#### Available data:
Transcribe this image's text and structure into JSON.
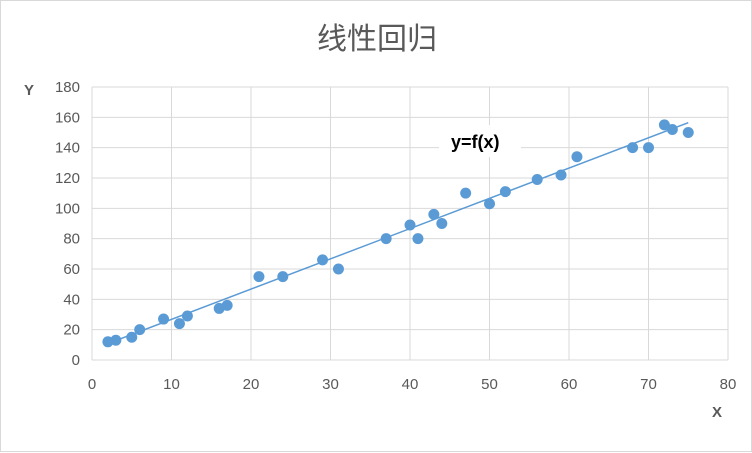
{
  "chart_data": {
    "type": "scatter",
    "title": "线性回归",
    "xlabel": "X",
    "ylabel": "Y",
    "xlim": [
      0,
      80
    ],
    "ylim": [
      0,
      180
    ],
    "x_ticks": [
      0,
      10,
      20,
      30,
      40,
      50,
      60,
      70,
      80
    ],
    "y_ticks": [
      0,
      20,
      40,
      60,
      80,
      100,
      120,
      140,
      160,
      180
    ],
    "grid": true,
    "annotation": "y=f(x)",
    "points": [
      {
        "x": 2,
        "y": 12
      },
      {
        "x": 3,
        "y": 13
      },
      {
        "x": 5,
        "y": 15
      },
      {
        "x": 6,
        "y": 20
      },
      {
        "x": 9,
        "y": 27
      },
      {
        "x": 11,
        "y": 24
      },
      {
        "x": 12,
        "y": 29
      },
      {
        "x": 16,
        "y": 34
      },
      {
        "x": 17,
        "y": 36
      },
      {
        "x": 21,
        "y": 55
      },
      {
        "x": 24,
        "y": 55
      },
      {
        "x": 29,
        "y": 66
      },
      {
        "x": 31,
        "y": 60
      },
      {
        "x": 37,
        "y": 80
      },
      {
        "x": 40,
        "y": 89
      },
      {
        "x": 41,
        "y": 80
      },
      {
        "x": 43,
        "y": 96
      },
      {
        "x": 44,
        "y": 90
      },
      {
        "x": 47,
        "y": 110
      },
      {
        "x": 50,
        "y": 103
      },
      {
        "x": 52,
        "y": 111
      },
      {
        "x": 56,
        "y": 119
      },
      {
        "x": 59,
        "y": 122
      },
      {
        "x": 61,
        "y": 134
      },
      {
        "x": 68,
        "y": 140
      },
      {
        "x": 70,
        "y": 140
      },
      {
        "x": 72,
        "y": 155
      },
      {
        "x": 73,
        "y": 152
      },
      {
        "x": 75,
        "y": 150
      }
    ],
    "trendline": {
      "x_start": 2,
      "y_start": 10.8,
      "x_end": 75,
      "y_end": 156.5
    },
    "colors": {
      "points": "#5B9BD5",
      "line": "#5B9BD5",
      "grid": "#d9d9d9",
      "text": "#595959"
    }
  }
}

#### Directions:
Write the entries above out again exactly, but not the pictures.

#### Task output:
Transcribe this image's text and structure into JSON.
{
  "chart_data": {
    "type": "scatter",
    "title": "线性回归",
    "xlabel": "X",
    "ylabel": "Y",
    "xlim": [
      0,
      80
    ],
    "ylim": [
      0,
      180
    ],
    "x_ticks": [
      0,
      10,
      20,
      30,
      40,
      50,
      60,
      70,
      80
    ],
    "y_ticks": [
      0,
      20,
      40,
      60,
      80,
      100,
      120,
      140,
      160,
      180
    ],
    "grid": true,
    "annotation": "y=f(x)",
    "points": [
      {
        "x": 2,
        "y": 12
      },
      {
        "x": 3,
        "y": 13
      },
      {
        "x": 5,
        "y": 15
      },
      {
        "x": 6,
        "y": 20
      },
      {
        "x": 9,
        "y": 27
      },
      {
        "x": 11,
        "y": 24
      },
      {
        "x": 12,
        "y": 29
      },
      {
        "x": 16,
        "y": 34
      },
      {
        "x": 17,
        "y": 36
      },
      {
        "x": 21,
        "y": 55
      },
      {
        "x": 24,
        "y": 55
      },
      {
        "x": 29,
        "y": 66
      },
      {
        "x": 31,
        "y": 60
      },
      {
        "x": 37,
        "y": 80
      },
      {
        "x": 40,
        "y": 89
      },
      {
        "x": 41,
        "y": 80
      },
      {
        "x": 43,
        "y": 96
      },
      {
        "x": 44,
        "y": 90
      },
      {
        "x": 47,
        "y": 110
      },
      {
        "x": 50,
        "y": 103
      },
      {
        "x": 52,
        "y": 111
      },
      {
        "x": 56,
        "y": 119
      },
      {
        "x": 59,
        "y": 122
      },
      {
        "x": 61,
        "y": 134
      },
      {
        "x": 68,
        "y": 140
      },
      {
        "x": 70,
        "y": 140
      },
      {
        "x": 72,
        "y": 155
      },
      {
        "x": 73,
        "y": 152
      },
      {
        "x": 75,
        "y": 150
      }
    ],
    "trendline": {
      "x_start": 2,
      "y_start": 10.8,
      "x_end": 75,
      "y_end": 156.5
    },
    "colors": {
      "points": "#5B9BD5",
      "line": "#5B9BD5",
      "grid": "#d9d9d9",
      "text": "#595959"
    }
  }
}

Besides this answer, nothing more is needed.